* start Provided entries *
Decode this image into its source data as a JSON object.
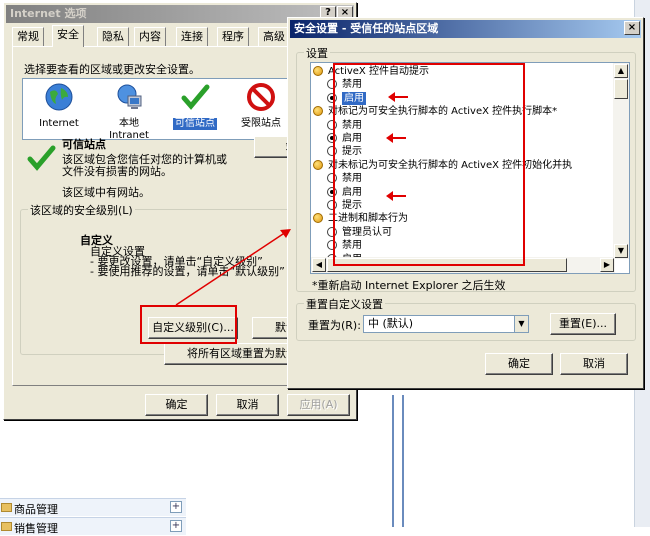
{
  "background": {
    "nav_items": [
      {
        "label": "商品管理",
        "expand": "+"
      },
      {
        "label": "销售管理",
        "expand": "+"
      }
    ]
  },
  "options_dialog": {
    "title": "Internet 选项",
    "title_buttons": {
      "help": "?",
      "close": "×"
    },
    "tabs": [
      "常规",
      "安全",
      "隐私",
      "内容",
      "连接",
      "程序",
      "高级"
    ],
    "selected_tab": "安全",
    "zone_prompt": "选择要查看的区域或更改安全设置。",
    "zones": [
      {
        "label": "Internet",
        "icon": "globe-icon"
      },
      {
        "label": "本地\nIntranet",
        "icon": "intranet-icon"
      },
      {
        "label": "可信站点",
        "icon": "checkmark-icon"
      },
      {
        "label": "受限站点",
        "icon": "restricted-icon"
      }
    ],
    "selected_zone": "可信站点",
    "zone_heading": "可信站点",
    "zone_desc": "该区域包含您信任对您的计算机或\n文件没有损害的网站。",
    "zone_desc2": "该区域中有网站。",
    "sites_button": "站点",
    "security_level_legend": "该区域的安全级别(L)",
    "custom_heading": "自定义",
    "custom_lines": [
      "自定义设置",
      "- 要更改设置，请单击“自定义级别”",
      "- 要使用推荐的设置，请单击“默认级别”"
    ],
    "custom_level_button": "自定义级别(C)...",
    "default_level_button": "默认级别",
    "reset_all_button": "将所有区域重置为默认级别",
    "ok_button": "确定",
    "cancel_button": "取消",
    "apply_button": "应用(A)"
  },
  "security_dialog": {
    "title": "安全设置 - 受信任的站点区域",
    "close_button": "×",
    "settings_legend": "设置",
    "settings_tree": [
      {
        "type": "heading",
        "label": "ActiveX 控件自动提示"
      },
      {
        "type": "option",
        "label": "禁用",
        "checked": false
      },
      {
        "type": "option",
        "label": "启用",
        "checked": true,
        "highlight": true
      },
      {
        "type": "heading",
        "label": "对标记为可安全执行脚本的 ActiveX 控件执行脚本*"
      },
      {
        "type": "option",
        "label": "禁用",
        "checked": false
      },
      {
        "type": "option",
        "label": "启用",
        "checked": true
      },
      {
        "type": "option",
        "label": "提示",
        "checked": false
      },
      {
        "type": "heading",
        "label": "对未标记为可安全执行脚本的 ActiveX 控件初始化并执"
      },
      {
        "type": "option",
        "label": "禁用",
        "checked": false
      },
      {
        "type": "option",
        "label": "启用",
        "checked": true
      },
      {
        "type": "option",
        "label": "提示",
        "checked": false
      },
      {
        "type": "heading",
        "label": "二进制和脚本行为"
      },
      {
        "type": "option",
        "label": "管理员认可",
        "checked": false
      },
      {
        "type": "option",
        "label": "禁用",
        "checked": false
      },
      {
        "type": "option",
        "label": "启用",
        "checked": false
      }
    ],
    "restart_note": "*重新启动 Internet Explorer 之后生效",
    "reset_legend": "重置自定义设置",
    "reset_to_label": "重置为(R):",
    "reset_to_value": "中 (默认)",
    "reset_button": "重置(E)...",
    "ok_button": "确定",
    "cancel_button": "取消"
  }
}
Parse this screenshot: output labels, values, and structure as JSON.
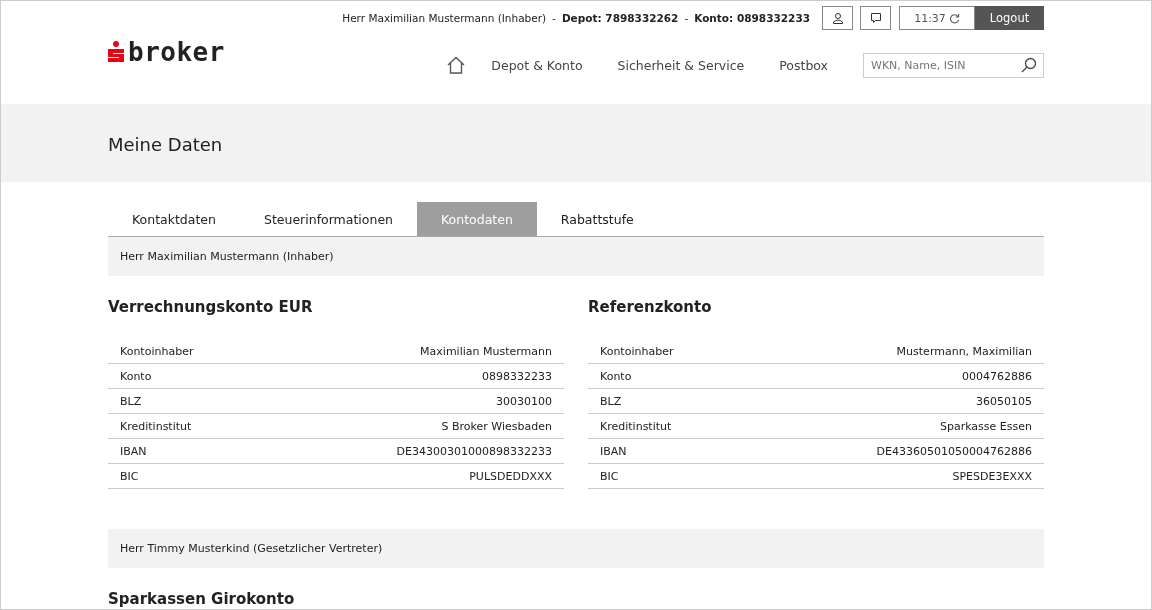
{
  "header": {
    "logo_text": "broker",
    "user": "Herr Maximilian Mustermann (Inhaber)",
    "separator_1": "-",
    "depot_label": "Depot: 7898332262",
    "separator_2": "-",
    "konto_label": "Konto: 0898332233",
    "time": "11:37",
    "logout": "Logout"
  },
  "nav": {
    "items": [
      "Depot & Konto",
      "Sicherheit & Service",
      "Postbox"
    ],
    "search": {
      "placeholder": "WKN, Name, ISIN"
    }
  },
  "page_title": "Meine Daten",
  "tabs": [
    {
      "label": "Kontaktdaten",
      "selected": false
    },
    {
      "label": "Steuerinformationen",
      "selected": false
    },
    {
      "label": "Kontodaten",
      "selected": true
    },
    {
      "label": "Rabattstufe",
      "selected": false
    }
  ],
  "holders": [
    {
      "name": "Herr Maximilian Mustermann (Inhaber)",
      "accounts": [
        {
          "title": "Verrechnungskonto EUR",
          "rows": [
            [
              "Kontoinhaber",
              "Maximilian Mustermann"
            ],
            [
              "Konto",
              "0898332233"
            ],
            [
              "BLZ",
              "30030100"
            ],
            [
              "Kreditinstitut",
              "S Broker Wiesbaden"
            ],
            [
              "IBAN",
              "DE34300301000898332233"
            ],
            [
              "BIC",
              "PULSDEDDXXX"
            ]
          ]
        },
        {
          "title": "Referenzkonto",
          "rows": [
            [
              "Kontoinhaber",
              "Mustermann, Maximilian"
            ],
            [
              "Konto",
              "0004762886"
            ],
            [
              "BLZ",
              "36050105"
            ],
            [
              "Kreditinstitut",
              "Sparkasse Essen"
            ],
            [
              "IBAN",
              "DE43360501050004762886"
            ],
            [
              "BIC",
              "SPESDE3EXXX"
            ]
          ]
        }
      ]
    },
    {
      "name": "Herr Timmy Musterkind (Gesetzlicher Vertreter)",
      "accounts": [
        {
          "title": "Sparkassen Girokonto"
        }
      ]
    }
  ]
}
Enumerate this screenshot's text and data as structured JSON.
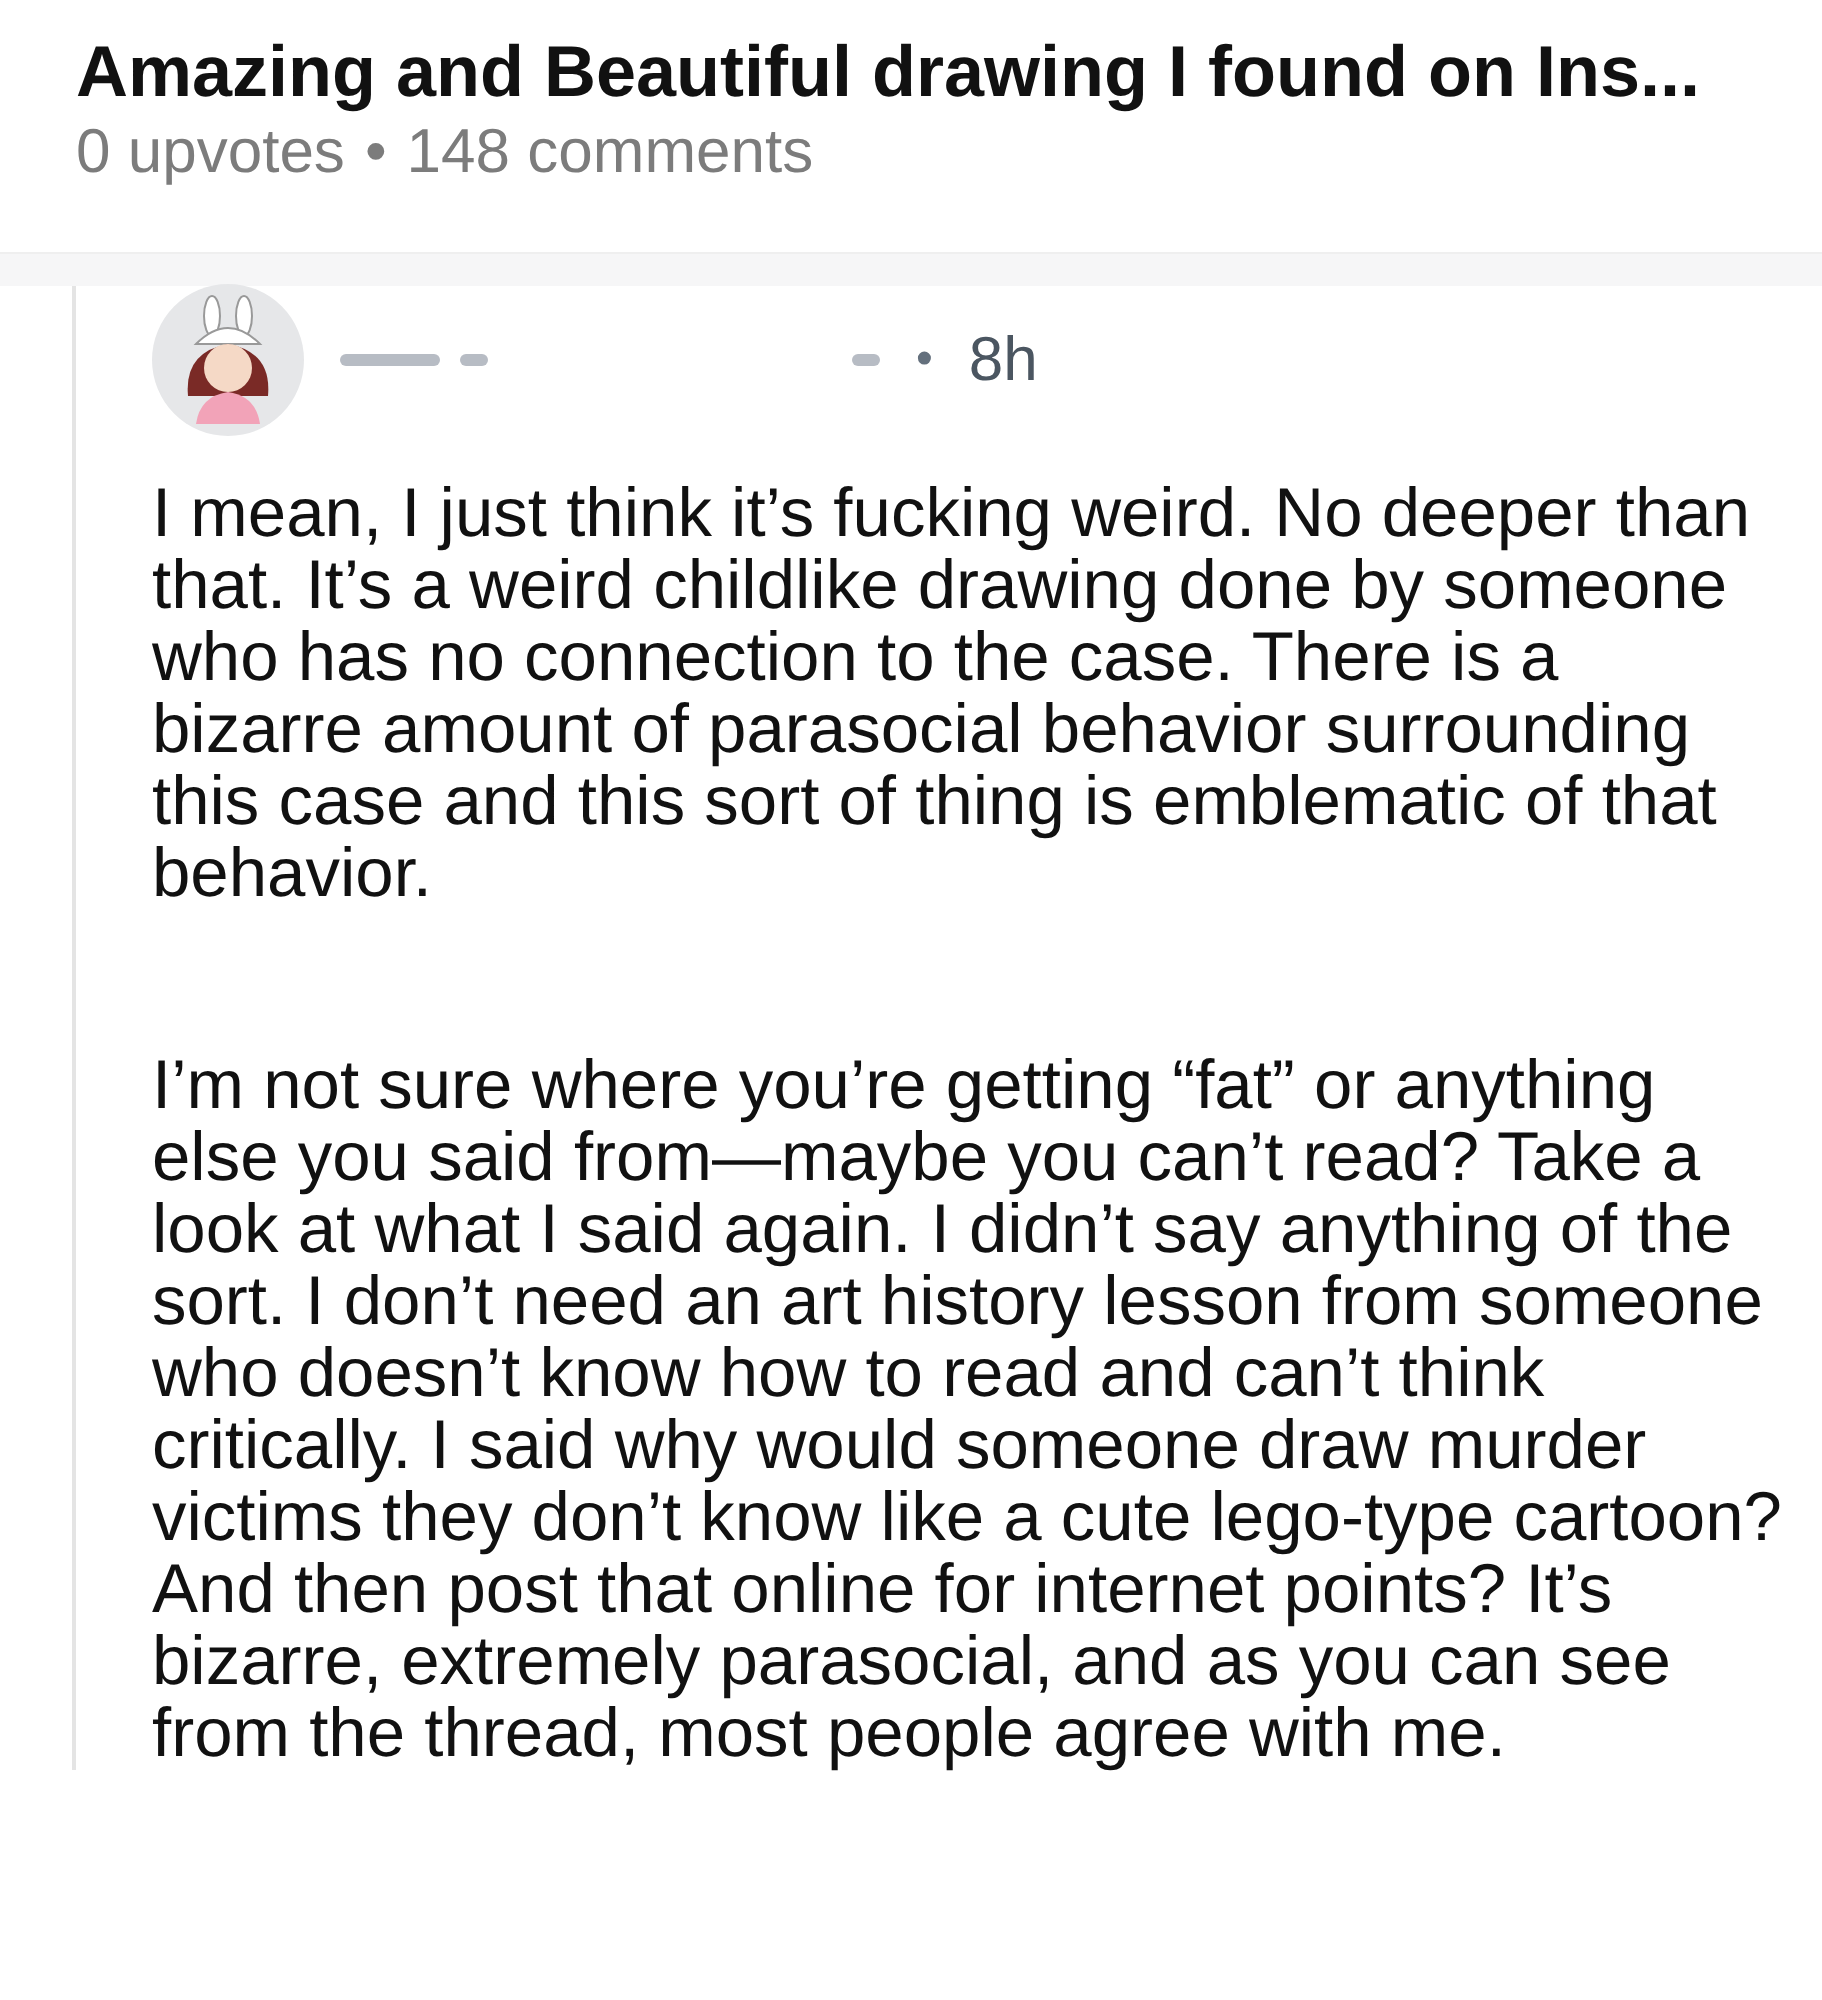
{
  "post": {
    "title": "Amazing and Beautiful drawing I found on Ins...",
    "upvotes": "0 upvotes",
    "separator": "•",
    "comments": "148 comments"
  },
  "comment": {
    "separator": "•",
    "age": "8h",
    "paragraphs": [
      "I mean, I just think it’s fucking weird. No deeper than that. It’s a weird childlike drawing done by someone who has no connection to the case. There is a bizarre amount of parasocial behavior surrounding this case and this sort of thing is emblematic of that behavior.",
      "I’m not sure where you’re getting “fat” or anything else you said from—maybe you can’t read? Take a look at what I said again. I didn’t say anything of the sort. I don’t need an art history lesson from someone who doesn’t know how to read and can’t think critically. I said why would someone draw murder victims they don’t know like a cute lego-type cartoon? And then post that online for internet points? It’s bizarre, extremely parasocial, and as you can see from the thread, most people agree with me."
    ]
  }
}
* end Provided entries *
» Aim: Return each line that includes "think".

» Exercise response:
      "I mean, I just think it’s fucking weird. No deeper than that. It’s a weird childlike drawing done by someone who has no connection to the case. There is a bizarre amount of parasocial behavior surrounding this case and this sort of thing is emblematic of that behavior.",
      "I’m not sure where you’re getting “fat” or anything else you said from—maybe you can’t read? Take a look at what I said again. I didn’t say anything of the sort. I don’t need an art history lesson from someone who doesn’t know how to read and can’t think critically. I said why would someone draw murder victims they don’t know like a cute lego-type cartoon? And then post that online for internet points? It’s bizarre, extremely parasocial, and as you can see from the thread, most people agree with me."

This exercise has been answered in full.